▶ REQUIRED WORK
Each entry below is to be extracted exactly.

/---

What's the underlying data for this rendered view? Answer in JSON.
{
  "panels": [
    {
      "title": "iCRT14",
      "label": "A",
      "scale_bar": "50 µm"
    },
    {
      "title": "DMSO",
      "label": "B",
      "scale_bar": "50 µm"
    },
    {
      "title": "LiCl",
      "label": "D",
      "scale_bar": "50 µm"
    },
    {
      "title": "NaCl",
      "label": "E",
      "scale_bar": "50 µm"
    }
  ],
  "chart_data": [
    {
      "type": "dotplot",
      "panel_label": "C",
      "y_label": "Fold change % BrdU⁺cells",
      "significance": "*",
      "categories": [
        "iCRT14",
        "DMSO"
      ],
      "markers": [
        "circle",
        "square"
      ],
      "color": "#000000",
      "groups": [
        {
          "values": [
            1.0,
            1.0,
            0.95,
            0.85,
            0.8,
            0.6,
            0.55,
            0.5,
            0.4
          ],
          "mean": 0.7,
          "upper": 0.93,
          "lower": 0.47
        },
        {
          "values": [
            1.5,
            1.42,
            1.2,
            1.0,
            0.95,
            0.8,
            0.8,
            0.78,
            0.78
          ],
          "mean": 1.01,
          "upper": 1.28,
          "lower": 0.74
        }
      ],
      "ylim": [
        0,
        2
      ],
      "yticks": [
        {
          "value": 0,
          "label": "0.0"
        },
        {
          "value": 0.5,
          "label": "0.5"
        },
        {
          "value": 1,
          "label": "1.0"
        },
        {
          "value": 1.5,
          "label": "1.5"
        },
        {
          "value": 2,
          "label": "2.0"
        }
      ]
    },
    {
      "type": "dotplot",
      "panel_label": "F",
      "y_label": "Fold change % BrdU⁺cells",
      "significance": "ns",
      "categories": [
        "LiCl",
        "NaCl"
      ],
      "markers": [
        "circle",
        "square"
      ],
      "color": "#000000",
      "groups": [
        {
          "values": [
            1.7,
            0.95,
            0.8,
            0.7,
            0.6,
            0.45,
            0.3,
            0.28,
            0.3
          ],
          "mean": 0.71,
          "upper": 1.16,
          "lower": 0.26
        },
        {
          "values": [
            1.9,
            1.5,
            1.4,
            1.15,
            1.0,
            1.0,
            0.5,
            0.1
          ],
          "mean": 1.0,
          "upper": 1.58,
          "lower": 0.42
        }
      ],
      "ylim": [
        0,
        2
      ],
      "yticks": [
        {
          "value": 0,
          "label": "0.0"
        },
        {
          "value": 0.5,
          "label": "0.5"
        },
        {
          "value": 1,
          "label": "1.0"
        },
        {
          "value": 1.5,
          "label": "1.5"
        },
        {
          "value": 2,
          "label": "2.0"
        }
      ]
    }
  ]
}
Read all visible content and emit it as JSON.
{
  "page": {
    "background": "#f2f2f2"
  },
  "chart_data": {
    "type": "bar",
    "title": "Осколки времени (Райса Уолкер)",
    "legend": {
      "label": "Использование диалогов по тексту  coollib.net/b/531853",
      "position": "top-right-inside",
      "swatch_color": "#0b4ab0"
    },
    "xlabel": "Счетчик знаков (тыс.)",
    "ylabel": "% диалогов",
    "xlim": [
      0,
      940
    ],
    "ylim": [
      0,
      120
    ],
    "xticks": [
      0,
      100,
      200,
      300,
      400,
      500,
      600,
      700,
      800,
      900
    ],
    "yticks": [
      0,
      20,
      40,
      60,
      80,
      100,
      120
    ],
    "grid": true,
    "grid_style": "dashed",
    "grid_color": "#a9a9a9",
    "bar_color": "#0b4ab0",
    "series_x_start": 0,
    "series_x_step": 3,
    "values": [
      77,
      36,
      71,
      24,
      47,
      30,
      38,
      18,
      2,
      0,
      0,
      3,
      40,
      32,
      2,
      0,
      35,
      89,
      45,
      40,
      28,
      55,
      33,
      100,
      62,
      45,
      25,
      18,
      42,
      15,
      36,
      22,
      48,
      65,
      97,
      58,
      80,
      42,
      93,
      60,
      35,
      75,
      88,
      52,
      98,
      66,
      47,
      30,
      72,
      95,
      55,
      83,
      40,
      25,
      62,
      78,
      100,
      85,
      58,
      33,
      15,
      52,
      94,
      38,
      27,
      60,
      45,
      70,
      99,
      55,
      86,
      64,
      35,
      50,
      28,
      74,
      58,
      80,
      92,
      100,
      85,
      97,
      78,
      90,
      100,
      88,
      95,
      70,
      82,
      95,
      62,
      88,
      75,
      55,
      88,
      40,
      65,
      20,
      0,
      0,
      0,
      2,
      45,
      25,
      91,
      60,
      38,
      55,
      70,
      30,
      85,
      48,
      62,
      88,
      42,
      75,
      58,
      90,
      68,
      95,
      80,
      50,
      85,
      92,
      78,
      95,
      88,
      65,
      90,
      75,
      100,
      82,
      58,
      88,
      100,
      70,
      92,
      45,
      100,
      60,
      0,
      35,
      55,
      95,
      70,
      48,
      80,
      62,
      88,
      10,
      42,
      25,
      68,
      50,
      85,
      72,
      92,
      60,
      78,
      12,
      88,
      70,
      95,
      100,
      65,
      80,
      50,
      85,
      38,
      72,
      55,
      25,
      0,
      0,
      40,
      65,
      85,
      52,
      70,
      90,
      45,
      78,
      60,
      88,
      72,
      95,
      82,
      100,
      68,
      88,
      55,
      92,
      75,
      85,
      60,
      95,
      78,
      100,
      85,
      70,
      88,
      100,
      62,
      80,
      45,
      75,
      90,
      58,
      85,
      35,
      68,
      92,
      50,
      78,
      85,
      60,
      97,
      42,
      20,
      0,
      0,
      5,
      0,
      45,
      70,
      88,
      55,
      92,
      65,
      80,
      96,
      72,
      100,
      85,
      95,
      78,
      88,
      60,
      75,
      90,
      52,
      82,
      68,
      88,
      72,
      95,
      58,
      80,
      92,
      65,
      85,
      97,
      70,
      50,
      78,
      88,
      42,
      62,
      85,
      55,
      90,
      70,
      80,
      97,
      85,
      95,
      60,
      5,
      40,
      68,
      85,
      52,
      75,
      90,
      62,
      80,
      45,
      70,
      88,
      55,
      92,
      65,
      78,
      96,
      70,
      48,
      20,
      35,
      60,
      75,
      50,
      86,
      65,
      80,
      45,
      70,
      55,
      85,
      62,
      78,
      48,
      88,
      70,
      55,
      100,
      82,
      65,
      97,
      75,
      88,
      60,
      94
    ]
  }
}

\---

▶ ANSWER BELOW
What's the underlying data for this rendered view? Answer in JSON.
{
  "panels": [
    {
      "title": "iCRT14",
      "label": "A",
      "scale_bar": "50 µm"
    },
    {
      "title": "DMSO",
      "label": "B",
      "scale_bar": "50 µm"
    },
    {
      "title": "LiCl",
      "label": "D",
      "scale_bar": "50 µm"
    },
    {
      "title": "NaCl",
      "label": "E",
      "scale_bar": "50 µm"
    }
  ],
  "chart_data": [
    {
      "type": "dotplot",
      "panel_label": "C",
      "y_label": "Fold change % BrdU⁺cells",
      "significance": "*",
      "categories": [
        "iCRT14",
        "DMSO"
      ],
      "markers": [
        "circle",
        "square"
      ],
      "color": "#000000",
      "groups": [
        {
          "values": [
            1.0,
            1.0,
            0.95,
            0.85,
            0.8,
            0.6,
            0.55,
            0.5,
            0.4
          ],
          "mean": 0.7,
          "upper": 0.93,
          "lower": 0.47
        },
        {
          "values": [
            1.5,
            1.42,
            1.2,
            1.0,
            0.95,
            0.8,
            0.8,
            0.78,
            0.78
          ],
          "mean": 1.01,
          "upper": 1.28,
          "lower": 0.74
        }
      ],
      "ylim": [
        0,
        2
      ],
      "yticks": [
        {
          "value": 0,
          "label": "0.0"
        },
        {
          "value": 0.5,
          "label": "0.5"
        },
        {
          "value": 1,
          "label": "1.0"
        },
        {
          "value": 1.5,
          "label": "1.5"
        },
        {
          "value": 2,
          "label": "2.0"
        }
      ]
    },
    {
      "type": "dotplot",
      "panel_label": "F",
      "y_label": "Fold change % BrdU⁺cells",
      "significance": "ns",
      "categories": [
        "LiCl",
        "NaCl"
      ],
      "markers": [
        "circle",
        "square"
      ],
      "color": "#000000",
      "groups": [
        {
          "values": [
            1.7,
            0.95,
            0.8,
            0.7,
            0.6,
            0.45,
            0.3,
            0.28,
            0.3
          ],
          "mean": 0.71,
          "upper": 1.16,
          "lower": 0.26
        },
        {
          "values": [
            1.9,
            1.5,
            1.4,
            1.15,
            1.0,
            1.0,
            0.5,
            0.1
          ],
          "mean": 1.0,
          "upper": 1.58,
          "lower": 0.42
        }
      ],
      "ylim": [
        0,
        2
      ],
      "yticks": [
        {
          "value": 0,
          "label": "0.0"
        },
        {
          "value": 0.5,
          "label": "0.5"
        },
        {
          "value": 1,
          "label": "1.0"
        },
        {
          "value": 1.5,
          "label": "1.5"
        },
        {
          "value": 2,
          "label": "2.0"
        }
      ]
    }
  ]
}
Read all visible content and emit it as JSON.
{
  "page": {
    "background": "#f2f2f2"
  },
  "chart_data": {
    "type": "bar",
    "title": "Осколки времени (Райса Уолкер)",
    "legend": {
      "label": "Использование диалогов по тексту  coollib.net/b/531853",
      "position": "top-right-inside",
      "swatch_color": "#0b4ab0"
    },
    "xlabel": "Счетчик знаков (тыс.)",
    "ylabel": "% диалогов",
    "xlim": [
      0,
      940
    ],
    "ylim": [
      0,
      120
    ],
    "xticks": [
      0,
      100,
      200,
      300,
      400,
      500,
      600,
      700,
      800,
      900
    ],
    "yticks": [
      0,
      20,
      40,
      60,
      80,
      100,
      120
    ],
    "grid": true,
    "grid_style": "dashed",
    "grid_color": "#a9a9a9",
    "bar_color": "#0b4ab0",
    "series_x_start": 0,
    "series_x_step": 3,
    "values": [
      77,
      36,
      71,
      24,
      47,
      30,
      38,
      18,
      2,
      0,
      0,
      3,
      40,
      32,
      2,
      0,
      35,
      89,
      45,
      40,
      28,
      55,
      33,
      100,
      62,
      45,
      25,
      18,
      42,
      15,
      36,
      22,
      48,
      65,
      97,
      58,
      80,
      42,
      93,
      60,
      35,
      75,
      88,
      52,
      98,
      66,
      47,
      30,
      72,
      95,
      55,
      83,
      40,
      25,
      62,
      78,
      100,
      85,
      58,
      33,
      15,
      52,
      94,
      38,
      27,
      60,
      45,
      70,
      99,
      55,
      86,
      64,
      35,
      50,
      28,
      74,
      58,
      80,
      92,
      100,
      85,
      97,
      78,
      90,
      100,
      88,
      95,
      70,
      82,
      95,
      62,
      88,
      75,
      55,
      88,
      40,
      65,
      20,
      0,
      0,
      0,
      2,
      45,
      25,
      91,
      60,
      38,
      55,
      70,
      30,
      85,
      48,
      62,
      88,
      42,
      75,
      58,
      90,
      68,
      95,
      80,
      50,
      85,
      92,
      78,
      95,
      88,
      65,
      90,
      75,
      100,
      82,
      58,
      88,
      100,
      70,
      92,
      45,
      100,
      60,
      0,
      35,
      55,
      95,
      70,
      48,
      80,
      62,
      88,
      10,
      42,
      25,
      68,
      50,
      85,
      72,
      92,
      60,
      78,
      12,
      88,
      70,
      95,
      100,
      65,
      80,
      50,
      85,
      38,
      72,
      55,
      25,
      0,
      0,
      40,
      65,
      85,
      52,
      70,
      90,
      45,
      78,
      60,
      88,
      72,
      95,
      82,
      100,
      68,
      88,
      55,
      92,
      75,
      85,
      60,
      95,
      78,
      100,
      85,
      70,
      88,
      100,
      62,
      80,
      45,
      75,
      90,
      58,
      85,
      35,
      68,
      92,
      50,
      78,
      85,
      60,
      97,
      42,
      20,
      0,
      0,
      5,
      0,
      45,
      70,
      88,
      55,
      92,
      65,
      80,
      96,
      72,
      100,
      85,
      95,
      78,
      88,
      60,
      75,
      90,
      52,
      82,
      68,
      88,
      72,
      95,
      58,
      80,
      92,
      65,
      85,
      97,
      70,
      50,
      78,
      88,
      42,
      62,
      85,
      55,
      90,
      70,
      80,
      97,
      85,
      95,
      60,
      5,
      40,
      68,
      85,
      52,
      75,
      90,
      62,
      80,
      45,
      70,
      88,
      55,
      92,
      65,
      78,
      96,
      70,
      48,
      20,
      35,
      60,
      75,
      50,
      86,
      65,
      80,
      45,
      70,
      55,
      85,
      62,
      78,
      48,
      88,
      70,
      55,
      100,
      82,
      65,
      97,
      75,
      88,
      60,
      94
    ]
  }
}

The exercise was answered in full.